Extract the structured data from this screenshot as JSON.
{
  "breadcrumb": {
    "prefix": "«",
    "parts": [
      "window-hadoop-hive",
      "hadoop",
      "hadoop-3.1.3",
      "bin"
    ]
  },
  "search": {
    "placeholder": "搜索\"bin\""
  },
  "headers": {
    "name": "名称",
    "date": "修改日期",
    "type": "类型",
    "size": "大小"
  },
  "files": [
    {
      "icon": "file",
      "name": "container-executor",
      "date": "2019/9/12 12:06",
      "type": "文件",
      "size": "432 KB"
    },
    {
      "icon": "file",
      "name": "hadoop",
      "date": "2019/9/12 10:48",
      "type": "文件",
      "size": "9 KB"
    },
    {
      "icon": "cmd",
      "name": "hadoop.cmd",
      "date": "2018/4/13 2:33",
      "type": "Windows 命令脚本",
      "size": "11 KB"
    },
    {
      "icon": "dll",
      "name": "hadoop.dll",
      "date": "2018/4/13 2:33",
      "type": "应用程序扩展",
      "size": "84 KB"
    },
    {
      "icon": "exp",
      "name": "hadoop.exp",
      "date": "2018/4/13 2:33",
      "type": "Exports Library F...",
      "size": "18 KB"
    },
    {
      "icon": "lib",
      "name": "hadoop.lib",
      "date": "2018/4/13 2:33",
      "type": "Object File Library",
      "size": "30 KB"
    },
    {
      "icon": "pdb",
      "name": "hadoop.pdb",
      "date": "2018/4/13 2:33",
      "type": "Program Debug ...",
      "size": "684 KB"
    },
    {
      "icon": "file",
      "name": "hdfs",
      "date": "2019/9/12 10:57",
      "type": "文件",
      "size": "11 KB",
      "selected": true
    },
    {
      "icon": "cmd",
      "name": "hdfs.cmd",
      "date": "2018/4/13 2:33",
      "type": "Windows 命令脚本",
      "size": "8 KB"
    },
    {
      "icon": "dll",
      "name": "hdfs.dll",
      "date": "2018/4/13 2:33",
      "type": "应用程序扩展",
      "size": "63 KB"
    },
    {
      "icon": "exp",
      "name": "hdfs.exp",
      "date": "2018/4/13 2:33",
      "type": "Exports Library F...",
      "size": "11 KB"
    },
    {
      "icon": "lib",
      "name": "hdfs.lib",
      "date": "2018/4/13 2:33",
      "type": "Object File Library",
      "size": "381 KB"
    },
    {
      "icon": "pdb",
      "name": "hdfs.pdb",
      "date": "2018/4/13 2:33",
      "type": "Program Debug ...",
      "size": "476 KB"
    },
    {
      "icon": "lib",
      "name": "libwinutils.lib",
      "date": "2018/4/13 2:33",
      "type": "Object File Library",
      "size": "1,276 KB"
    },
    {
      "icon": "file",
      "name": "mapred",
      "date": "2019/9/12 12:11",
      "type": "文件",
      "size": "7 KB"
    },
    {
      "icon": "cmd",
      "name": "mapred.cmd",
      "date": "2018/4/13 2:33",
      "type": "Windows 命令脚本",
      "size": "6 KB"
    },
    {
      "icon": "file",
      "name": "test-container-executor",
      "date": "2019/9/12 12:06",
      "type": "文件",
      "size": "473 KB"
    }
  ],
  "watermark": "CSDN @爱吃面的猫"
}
• • • • •
**Your goal:** Exactly reproduce all of the entries above.

**Output below:**
Extract the structured data from this screenshot as JSON.
{
  "breadcrumb": {
    "prefix": "«",
    "parts": [
      "window-hadoop-hive",
      "hadoop",
      "hadoop-3.1.3",
      "bin"
    ]
  },
  "search": {
    "placeholder": "搜索\"bin\""
  },
  "headers": {
    "name": "名称",
    "date": "修改日期",
    "type": "类型",
    "size": "大小"
  },
  "files": [
    {
      "icon": "file",
      "name": "container-executor",
      "date": "2019/9/12 12:06",
      "type": "文件",
      "size": "432 KB"
    },
    {
      "icon": "file",
      "name": "hadoop",
      "date": "2019/9/12 10:48",
      "type": "文件",
      "size": "9 KB"
    },
    {
      "icon": "cmd",
      "name": "hadoop.cmd",
      "date": "2018/4/13 2:33",
      "type": "Windows 命令脚本",
      "size": "11 KB"
    },
    {
      "icon": "dll",
      "name": "hadoop.dll",
      "date": "2018/4/13 2:33",
      "type": "应用程序扩展",
      "size": "84 KB"
    },
    {
      "icon": "exp",
      "name": "hadoop.exp",
      "date": "2018/4/13 2:33",
      "type": "Exports Library F...",
      "size": "18 KB"
    },
    {
      "icon": "lib",
      "name": "hadoop.lib",
      "date": "2018/4/13 2:33",
      "type": "Object File Library",
      "size": "30 KB"
    },
    {
      "icon": "pdb",
      "name": "hadoop.pdb",
      "date": "2018/4/13 2:33",
      "type": "Program Debug ...",
      "size": "684 KB"
    },
    {
      "icon": "file",
      "name": "hdfs",
      "date": "2019/9/12 10:57",
      "type": "文件",
      "size": "11 KB",
      "selected": true
    },
    {
      "icon": "cmd",
      "name": "hdfs.cmd",
      "date": "2018/4/13 2:33",
      "type": "Windows 命令脚本",
      "size": "8 KB"
    },
    {
      "icon": "dll",
      "name": "hdfs.dll",
      "date": "2018/4/13 2:33",
      "type": "应用程序扩展",
      "size": "63 KB"
    },
    {
      "icon": "exp",
      "name": "hdfs.exp",
      "date": "2018/4/13 2:33",
      "type": "Exports Library F...",
      "size": "11 KB"
    },
    {
      "icon": "lib",
      "name": "hdfs.lib",
      "date": "2018/4/13 2:33",
      "type": "Object File Library",
      "size": "381 KB"
    },
    {
      "icon": "pdb",
      "name": "hdfs.pdb",
      "date": "2018/4/13 2:33",
      "type": "Program Debug ...",
      "size": "476 KB"
    },
    {
      "icon": "lib",
      "name": "libwinutils.lib",
      "date": "2018/4/13 2:33",
      "type": "Object File Library",
      "size": "1,276 KB"
    },
    {
      "icon": "file",
      "name": "mapred",
      "date": "2019/9/12 12:11",
      "type": "文件",
      "size": "7 KB"
    },
    {
      "icon": "cmd",
      "name": "mapred.cmd",
      "date": "2018/4/13 2:33",
      "type": "Windows 命令脚本",
      "size": "6 KB"
    },
    {
      "icon": "file",
      "name": "test-container-executor",
      "date": "2019/9/12 12:06",
      "type": "文件",
      "size": "473 KB"
    }
  ],
  "watermark": "CSDN @爱吃面的猫"
}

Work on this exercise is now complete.